#### Entries shown:
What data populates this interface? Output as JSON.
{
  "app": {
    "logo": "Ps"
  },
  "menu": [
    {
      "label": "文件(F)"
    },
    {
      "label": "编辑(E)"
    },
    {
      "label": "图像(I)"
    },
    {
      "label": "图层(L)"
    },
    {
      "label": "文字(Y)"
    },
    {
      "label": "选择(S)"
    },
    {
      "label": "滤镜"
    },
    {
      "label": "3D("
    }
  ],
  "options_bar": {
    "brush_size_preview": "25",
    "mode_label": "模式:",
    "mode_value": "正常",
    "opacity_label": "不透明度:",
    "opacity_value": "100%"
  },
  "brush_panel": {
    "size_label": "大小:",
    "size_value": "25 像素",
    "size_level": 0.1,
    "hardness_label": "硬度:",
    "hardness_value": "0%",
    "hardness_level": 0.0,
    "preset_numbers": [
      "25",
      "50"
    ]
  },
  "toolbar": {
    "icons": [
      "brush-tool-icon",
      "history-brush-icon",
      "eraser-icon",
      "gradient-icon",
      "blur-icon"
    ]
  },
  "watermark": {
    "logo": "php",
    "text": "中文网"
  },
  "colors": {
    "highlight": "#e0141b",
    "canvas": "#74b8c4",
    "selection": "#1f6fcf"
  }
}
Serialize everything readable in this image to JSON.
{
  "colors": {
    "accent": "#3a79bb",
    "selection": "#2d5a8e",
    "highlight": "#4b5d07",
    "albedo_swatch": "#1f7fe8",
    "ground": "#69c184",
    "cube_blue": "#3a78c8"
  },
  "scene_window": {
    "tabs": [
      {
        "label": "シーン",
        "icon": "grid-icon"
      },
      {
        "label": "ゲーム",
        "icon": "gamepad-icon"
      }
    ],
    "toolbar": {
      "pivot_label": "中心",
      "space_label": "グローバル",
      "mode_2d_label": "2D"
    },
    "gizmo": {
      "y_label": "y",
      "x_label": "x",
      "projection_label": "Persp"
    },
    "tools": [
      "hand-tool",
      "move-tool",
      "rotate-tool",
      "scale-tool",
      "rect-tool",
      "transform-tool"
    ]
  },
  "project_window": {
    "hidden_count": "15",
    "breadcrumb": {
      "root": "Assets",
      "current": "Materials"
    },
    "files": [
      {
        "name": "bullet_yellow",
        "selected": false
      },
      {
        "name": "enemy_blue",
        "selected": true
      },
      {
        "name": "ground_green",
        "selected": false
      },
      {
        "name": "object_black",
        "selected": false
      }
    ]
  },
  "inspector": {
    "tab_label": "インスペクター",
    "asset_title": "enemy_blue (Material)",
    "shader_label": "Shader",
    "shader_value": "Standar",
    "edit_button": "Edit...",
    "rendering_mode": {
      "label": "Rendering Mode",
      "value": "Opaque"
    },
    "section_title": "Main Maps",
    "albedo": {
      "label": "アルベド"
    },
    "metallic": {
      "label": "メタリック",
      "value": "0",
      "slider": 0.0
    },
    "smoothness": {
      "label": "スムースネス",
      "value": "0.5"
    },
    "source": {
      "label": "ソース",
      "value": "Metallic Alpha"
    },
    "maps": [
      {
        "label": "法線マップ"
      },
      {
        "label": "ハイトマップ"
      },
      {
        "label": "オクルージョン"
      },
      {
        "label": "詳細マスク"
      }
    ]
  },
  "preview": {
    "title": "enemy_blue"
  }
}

#### Exercise objective:
Retype every record above exactly as it appears.

#### Task solution:
What data populates this interface? Output as JSON.
{
  "app": {
    "logo": "Ps"
  },
  "menu": [
    {
      "label": "文件(F)"
    },
    {
      "label": "编辑(E)"
    },
    {
      "label": "图像(I)"
    },
    {
      "label": "图层(L)"
    },
    {
      "label": "文字(Y)"
    },
    {
      "label": "选择(S)"
    },
    {
      "label": "滤镜"
    },
    {
      "label": "3D("
    }
  ],
  "options_bar": {
    "brush_size_preview": "25",
    "mode_label": "模式:",
    "mode_value": "正常",
    "opacity_label": "不透明度:",
    "opacity_value": "100%"
  },
  "brush_panel": {
    "size_label": "大小:",
    "size_value": "25 像素",
    "size_level": 0.1,
    "hardness_label": "硬度:",
    "hardness_value": "0%",
    "hardness_level": 0.0,
    "preset_numbers": [
      "25",
      "50"
    ]
  },
  "toolbar": {
    "icons": [
      "brush-tool-icon",
      "history-brush-icon",
      "eraser-icon",
      "gradient-icon",
      "blur-icon"
    ]
  },
  "watermark": {
    "logo": "php",
    "text": "中文网"
  },
  "colors": {
    "highlight": "#e0141b",
    "canvas": "#74b8c4",
    "selection": "#1f6fcf"
  }
}
Serialize everything readable in this image to JSON.
{
  "colors": {
    "accent": "#3a79bb",
    "selection": "#2d5a8e",
    "highlight": "#4b5d07",
    "albedo_swatch": "#1f7fe8",
    "ground": "#69c184",
    "cube_blue": "#3a78c8"
  },
  "scene_window": {
    "tabs": [
      {
        "label": "シーン",
        "icon": "grid-icon"
      },
      {
        "label": "ゲーム",
        "icon": "gamepad-icon"
      }
    ],
    "toolbar": {
      "pivot_label": "中心",
      "space_label": "グローバル",
      "mode_2d_label": "2D"
    },
    "gizmo": {
      "y_label": "y",
      "x_label": "x",
      "projection_label": "Persp"
    },
    "tools": [
      "hand-tool",
      "move-tool",
      "rotate-tool",
      "scale-tool",
      "rect-tool",
      "transform-tool"
    ]
  },
  "project_window": {
    "hidden_count": "15",
    "breadcrumb": {
      "root": "Assets",
      "current": "Materials"
    },
    "files": [
      {
        "name": "bullet_yellow",
        "selected": false
      },
      {
        "name": "enemy_blue",
        "selected": true
      },
      {
        "name": "ground_green",
        "selected": false
      },
      {
        "name": "object_black",
        "selected": false
      }
    ]
  },
  "inspector": {
    "tab_label": "インスペクター",
    "asset_title": "enemy_blue (Material)",
    "shader_label": "Shader",
    "shader_value": "Standar",
    "edit_button": "Edit...",
    "rendering_mode": {
      "label": "Rendering Mode",
      "value": "Opaque"
    },
    "section_title": "Main Maps",
    "albedo": {
      "label": "アルベド"
    },
    "metallic": {
      "label": "メタリック",
      "value": "0",
      "slider": 0.0
    },
    "smoothness": {
      "label": "スムースネス",
      "value": "0.5"
    },
    "source": {
      "label": "ソース",
      "value": "Metallic Alpha"
    },
    "maps": [
      {
        "label": "法線マップ"
      },
      {
        "label": "ハイトマップ"
      },
      {
        "label": "オクルージョン"
      },
      {
        "label": "詳細マスク"
      }
    ]
  },
  "preview": {
    "title": "enemy_blue"
  }
}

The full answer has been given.